Data entries:

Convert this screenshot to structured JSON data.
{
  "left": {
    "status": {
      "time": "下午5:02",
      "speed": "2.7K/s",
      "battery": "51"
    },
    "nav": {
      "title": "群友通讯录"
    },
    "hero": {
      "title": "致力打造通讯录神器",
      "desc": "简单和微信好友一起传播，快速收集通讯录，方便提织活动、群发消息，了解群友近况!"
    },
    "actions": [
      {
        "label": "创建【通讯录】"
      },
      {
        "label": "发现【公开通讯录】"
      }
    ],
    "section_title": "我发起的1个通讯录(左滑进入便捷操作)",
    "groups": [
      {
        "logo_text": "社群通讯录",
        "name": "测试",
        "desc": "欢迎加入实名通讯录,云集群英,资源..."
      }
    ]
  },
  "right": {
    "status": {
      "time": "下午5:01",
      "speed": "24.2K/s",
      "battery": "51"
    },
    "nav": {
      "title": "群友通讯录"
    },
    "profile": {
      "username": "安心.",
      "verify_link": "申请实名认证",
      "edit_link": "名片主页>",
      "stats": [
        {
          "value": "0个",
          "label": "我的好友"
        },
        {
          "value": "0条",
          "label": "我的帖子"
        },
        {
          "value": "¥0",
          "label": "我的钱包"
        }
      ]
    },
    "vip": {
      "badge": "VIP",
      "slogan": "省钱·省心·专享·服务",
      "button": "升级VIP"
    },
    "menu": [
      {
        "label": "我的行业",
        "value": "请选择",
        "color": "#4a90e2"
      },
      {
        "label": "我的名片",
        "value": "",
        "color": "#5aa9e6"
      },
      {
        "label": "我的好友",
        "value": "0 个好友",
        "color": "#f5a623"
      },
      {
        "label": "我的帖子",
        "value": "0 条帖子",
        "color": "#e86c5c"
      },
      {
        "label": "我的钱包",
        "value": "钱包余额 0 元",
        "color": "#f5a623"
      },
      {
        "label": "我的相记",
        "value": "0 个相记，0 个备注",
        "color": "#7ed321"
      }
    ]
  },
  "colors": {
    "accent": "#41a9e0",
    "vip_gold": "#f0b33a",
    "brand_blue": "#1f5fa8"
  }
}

EXERCISE DESCRIPTION:
Write out the data again, exactly and in full.

ANSWER TO THIS EXERCISE:
Convert this screenshot to structured JSON data.
{
  "left": {
    "status": {
      "time": "下午5:02",
      "speed": "2.7K/s",
      "battery": "51"
    },
    "nav": {
      "title": "群友通讯录"
    },
    "hero": {
      "title": "致力打造通讯录神器",
      "desc": "简单和微信好友一起传播，快速收集通讯录，方便提织活动、群发消息，了解群友近况!"
    },
    "actions": [
      {
        "label": "创建【通讯录】"
      },
      {
        "label": "发现【公开通讯录】"
      }
    ],
    "section_title": "我发起的1个通讯录(左滑进入便捷操作)",
    "groups": [
      {
        "logo_text": "社群通讯录",
        "name": "测试",
        "desc": "欢迎加入实名通讯录,云集群英,资源..."
      }
    ]
  },
  "right": {
    "status": {
      "time": "下午5:01",
      "speed": "24.2K/s",
      "battery": "51"
    },
    "nav": {
      "title": "群友通讯录"
    },
    "profile": {
      "username": "安心.",
      "verify_link": "申请实名认证",
      "edit_link": "名片主页>",
      "stats": [
        {
          "value": "0个",
          "label": "我的好友"
        },
        {
          "value": "0条",
          "label": "我的帖子"
        },
        {
          "value": "¥0",
          "label": "我的钱包"
        }
      ]
    },
    "vip": {
      "badge": "VIP",
      "slogan": "省钱·省心·专享·服务",
      "button": "升级VIP"
    },
    "menu": [
      {
        "label": "我的行业",
        "value": "请选择",
        "color": "#4a90e2"
      },
      {
        "label": "我的名片",
        "value": "",
        "color": "#5aa9e6"
      },
      {
        "label": "我的好友",
        "value": "0 个好友",
        "color": "#f5a623"
      },
      {
        "label": "我的帖子",
        "value": "0 条帖子",
        "color": "#e86c5c"
      },
      {
        "label": "我的钱包",
        "value": "钱包余额 0 元",
        "color": "#f5a623"
      },
      {
        "label": "我的相记",
        "value": "0 个相记，0 个备注",
        "color": "#7ed321"
      }
    ]
  },
  "colors": {
    "accent": "#41a9e0",
    "vip_gold": "#f0b33a",
    "brand_blue": "#1f5fa8"
  }
}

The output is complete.